DESCRIPTION OF THE TASK — Restate all of the data exactly.
- - - - -
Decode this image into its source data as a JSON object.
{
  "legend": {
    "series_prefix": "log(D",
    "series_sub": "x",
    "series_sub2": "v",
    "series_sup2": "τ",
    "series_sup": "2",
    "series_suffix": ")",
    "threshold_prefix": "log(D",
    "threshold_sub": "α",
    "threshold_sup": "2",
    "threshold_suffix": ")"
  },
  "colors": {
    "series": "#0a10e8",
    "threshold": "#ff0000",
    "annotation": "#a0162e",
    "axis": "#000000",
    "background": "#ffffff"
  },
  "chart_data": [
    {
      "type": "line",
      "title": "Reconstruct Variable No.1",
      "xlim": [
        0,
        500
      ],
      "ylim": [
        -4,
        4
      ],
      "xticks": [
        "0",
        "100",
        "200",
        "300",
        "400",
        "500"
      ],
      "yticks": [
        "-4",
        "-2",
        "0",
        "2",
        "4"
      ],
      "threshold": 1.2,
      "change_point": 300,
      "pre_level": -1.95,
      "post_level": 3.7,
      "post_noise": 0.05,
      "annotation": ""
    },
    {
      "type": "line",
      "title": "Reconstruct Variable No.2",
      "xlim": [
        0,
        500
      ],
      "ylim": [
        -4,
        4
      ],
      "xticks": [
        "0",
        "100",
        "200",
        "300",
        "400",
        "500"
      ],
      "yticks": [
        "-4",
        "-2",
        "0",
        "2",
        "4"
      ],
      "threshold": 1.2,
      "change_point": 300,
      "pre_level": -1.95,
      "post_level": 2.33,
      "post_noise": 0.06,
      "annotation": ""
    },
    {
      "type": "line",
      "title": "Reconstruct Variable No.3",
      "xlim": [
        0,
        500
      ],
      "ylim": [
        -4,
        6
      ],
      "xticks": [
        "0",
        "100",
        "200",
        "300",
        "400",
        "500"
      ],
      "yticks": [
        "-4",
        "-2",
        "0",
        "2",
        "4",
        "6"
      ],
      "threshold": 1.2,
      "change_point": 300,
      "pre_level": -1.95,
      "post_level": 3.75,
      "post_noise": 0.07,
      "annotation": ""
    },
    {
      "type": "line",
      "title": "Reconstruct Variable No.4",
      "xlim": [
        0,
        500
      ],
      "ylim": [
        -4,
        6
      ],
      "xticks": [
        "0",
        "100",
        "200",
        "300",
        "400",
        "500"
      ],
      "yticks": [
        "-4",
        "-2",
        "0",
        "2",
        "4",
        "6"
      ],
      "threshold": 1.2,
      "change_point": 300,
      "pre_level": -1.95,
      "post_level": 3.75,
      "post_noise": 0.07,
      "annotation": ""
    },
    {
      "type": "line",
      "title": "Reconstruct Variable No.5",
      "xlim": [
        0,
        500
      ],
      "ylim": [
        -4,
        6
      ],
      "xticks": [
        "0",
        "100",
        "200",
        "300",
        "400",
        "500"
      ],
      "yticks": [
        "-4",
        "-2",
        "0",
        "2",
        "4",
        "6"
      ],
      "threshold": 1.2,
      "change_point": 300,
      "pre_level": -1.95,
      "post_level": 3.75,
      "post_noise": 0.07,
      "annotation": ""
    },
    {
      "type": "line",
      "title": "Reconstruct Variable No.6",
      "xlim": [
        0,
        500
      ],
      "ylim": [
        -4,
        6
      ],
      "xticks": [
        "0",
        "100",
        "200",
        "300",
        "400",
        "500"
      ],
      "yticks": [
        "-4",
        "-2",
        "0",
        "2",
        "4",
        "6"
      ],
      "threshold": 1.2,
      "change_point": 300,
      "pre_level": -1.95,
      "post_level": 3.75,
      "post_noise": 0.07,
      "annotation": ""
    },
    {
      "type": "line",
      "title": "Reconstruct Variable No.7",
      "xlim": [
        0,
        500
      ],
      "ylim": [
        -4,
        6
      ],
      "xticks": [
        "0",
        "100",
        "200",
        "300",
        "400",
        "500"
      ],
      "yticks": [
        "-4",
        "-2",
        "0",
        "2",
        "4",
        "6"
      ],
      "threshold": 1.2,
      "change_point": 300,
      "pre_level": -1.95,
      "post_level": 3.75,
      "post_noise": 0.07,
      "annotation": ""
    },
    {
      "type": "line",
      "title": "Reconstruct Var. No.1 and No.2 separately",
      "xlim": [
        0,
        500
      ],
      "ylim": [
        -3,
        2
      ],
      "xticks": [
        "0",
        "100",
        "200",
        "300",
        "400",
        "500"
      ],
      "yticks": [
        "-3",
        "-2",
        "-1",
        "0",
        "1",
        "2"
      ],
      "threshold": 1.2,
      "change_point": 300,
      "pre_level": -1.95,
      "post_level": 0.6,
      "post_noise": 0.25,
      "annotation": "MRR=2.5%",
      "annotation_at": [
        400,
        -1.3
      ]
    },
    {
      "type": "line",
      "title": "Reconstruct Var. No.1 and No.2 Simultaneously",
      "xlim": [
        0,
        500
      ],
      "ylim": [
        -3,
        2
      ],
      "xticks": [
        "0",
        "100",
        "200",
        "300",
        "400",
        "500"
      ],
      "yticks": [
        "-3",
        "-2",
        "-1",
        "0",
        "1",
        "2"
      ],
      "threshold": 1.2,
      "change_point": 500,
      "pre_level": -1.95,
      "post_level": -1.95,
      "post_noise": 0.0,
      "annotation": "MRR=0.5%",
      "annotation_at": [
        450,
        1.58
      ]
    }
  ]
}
- - - - -
SOLUTION TO THIS EXERCISE —
Decode this image into its source data as a JSON object.
{
  "legend": {
    "series_prefix": "log(D",
    "series_sub": "x",
    "series_sub2": "v",
    "series_sup2": "τ",
    "series_sup": "2",
    "series_suffix": ")",
    "threshold_prefix": "log(D",
    "threshold_sub": "α",
    "threshold_sup": "2",
    "threshold_suffix": ")"
  },
  "colors": {
    "series": "#0a10e8",
    "threshold": "#ff0000",
    "annotation": "#a0162e",
    "axis": "#000000",
    "background": "#ffffff"
  },
  "chart_data": [
    {
      "type": "line",
      "title": "Reconstruct Variable No.1",
      "xlim": [
        0,
        500
      ],
      "ylim": [
        -4,
        4
      ],
      "xticks": [
        "0",
        "100",
        "200",
        "300",
        "400",
        "500"
      ],
      "yticks": [
        "-4",
        "-2",
        "0",
        "2",
        "4"
      ],
      "threshold": 1.2,
      "change_point": 300,
      "pre_level": -1.95,
      "post_level": 3.7,
      "post_noise": 0.05,
      "annotation": ""
    },
    {
      "type": "line",
      "title": "Reconstruct Variable No.2",
      "xlim": [
        0,
        500
      ],
      "ylim": [
        -4,
        4
      ],
      "xticks": [
        "0",
        "100",
        "200",
        "300",
        "400",
        "500"
      ],
      "yticks": [
        "-4",
        "-2",
        "0",
        "2",
        "4"
      ],
      "threshold": 1.2,
      "change_point": 300,
      "pre_level": -1.95,
      "post_level": 2.33,
      "post_noise": 0.06,
      "annotation": ""
    },
    {
      "type": "line",
      "title": "Reconstruct Variable No.3",
      "xlim": [
        0,
        500
      ],
      "ylim": [
        -4,
        6
      ],
      "xticks": [
        "0",
        "100",
        "200",
        "300",
        "400",
        "500"
      ],
      "yticks": [
        "-4",
        "-2",
        "0",
        "2",
        "4",
        "6"
      ],
      "threshold": 1.2,
      "change_point": 300,
      "pre_level": -1.95,
      "post_level": 3.75,
      "post_noise": 0.07,
      "annotation": ""
    },
    {
      "type": "line",
      "title": "Reconstruct Variable No.4",
      "xlim": [
        0,
        500
      ],
      "ylim": [
        -4,
        6
      ],
      "xticks": [
        "0",
        "100",
        "200",
        "300",
        "400",
        "500"
      ],
      "yticks": [
        "-4",
        "-2",
        "0",
        "2",
        "4",
        "6"
      ],
      "threshold": 1.2,
      "change_point": 300,
      "pre_level": -1.95,
      "post_level": 3.75,
      "post_noise": 0.07,
      "annotation": ""
    },
    {
      "type": "line",
      "title": "Reconstruct Variable No.5",
      "xlim": [
        0,
        500
      ],
      "ylim": [
        -4,
        6
      ],
      "xticks": [
        "0",
        "100",
        "200",
        "300",
        "400",
        "500"
      ],
      "yticks": [
        "-4",
        "-2",
        "0",
        "2",
        "4",
        "6"
      ],
      "threshold": 1.2,
      "change_point": 300,
      "pre_level": -1.95,
      "post_level": 3.75,
      "post_noise": 0.07,
      "annotation": ""
    },
    {
      "type": "line",
      "title": "Reconstruct Variable No.6",
      "xlim": [
        0,
        500
      ],
      "ylim": [
        -4,
        6
      ],
      "xticks": [
        "0",
        "100",
        "200",
        "300",
        "400",
        "500"
      ],
      "yticks": [
        "-4",
        "-2",
        "0",
        "2",
        "4",
        "6"
      ],
      "threshold": 1.2,
      "change_point": 300,
      "pre_level": -1.95,
      "post_level": 3.75,
      "post_noise": 0.07,
      "annotation": ""
    },
    {
      "type": "line",
      "title": "Reconstruct Variable No.7",
      "xlim": [
        0,
        500
      ],
      "ylim": [
        -4,
        6
      ],
      "xticks": [
        "0",
        "100",
        "200",
        "300",
        "400",
        "500"
      ],
      "yticks": [
        "-4",
        "-2",
        "0",
        "2",
        "4",
        "6"
      ],
      "threshold": 1.2,
      "change_point": 300,
      "pre_level": -1.95,
      "post_level": 3.75,
      "post_noise": 0.07,
      "annotation": ""
    },
    {
      "type": "line",
      "title": "Reconstruct Var. No.1 and No.2 separately",
      "xlim": [
        0,
        500
      ],
      "ylim": [
        -3,
        2
      ],
      "xticks": [
        "0",
        "100",
        "200",
        "300",
        "400",
        "500"
      ],
      "yticks": [
        "-3",
        "-2",
        "-1",
        "0",
        "1",
        "2"
      ],
      "threshold": 1.2,
      "change_point": 300,
      "pre_level": -1.95,
      "post_level": 0.6,
      "post_noise": 0.25,
      "annotation": "MRR=2.5%",
      "annotation_at": [
        400,
        -1.3
      ]
    },
    {
      "type": "line",
      "title": "Reconstruct Var. No.1 and No.2 Simultaneously",
      "xlim": [
        0,
        500
      ],
      "ylim": [
        -3,
        2
      ],
      "xticks": [
        "0",
        "100",
        "200",
        "300",
        "400",
        "500"
      ],
      "yticks": [
        "-3",
        "-2",
        "-1",
        "0",
        "1",
        "2"
      ],
      "threshold": 1.2,
      "change_point": 500,
      "pre_level": -1.95,
      "post_level": -1.95,
      "post_noise": 0.0,
      "annotation": "MRR=0.5%",
      "annotation_at": [
        450,
        1.58
      ]
    }
  ]
}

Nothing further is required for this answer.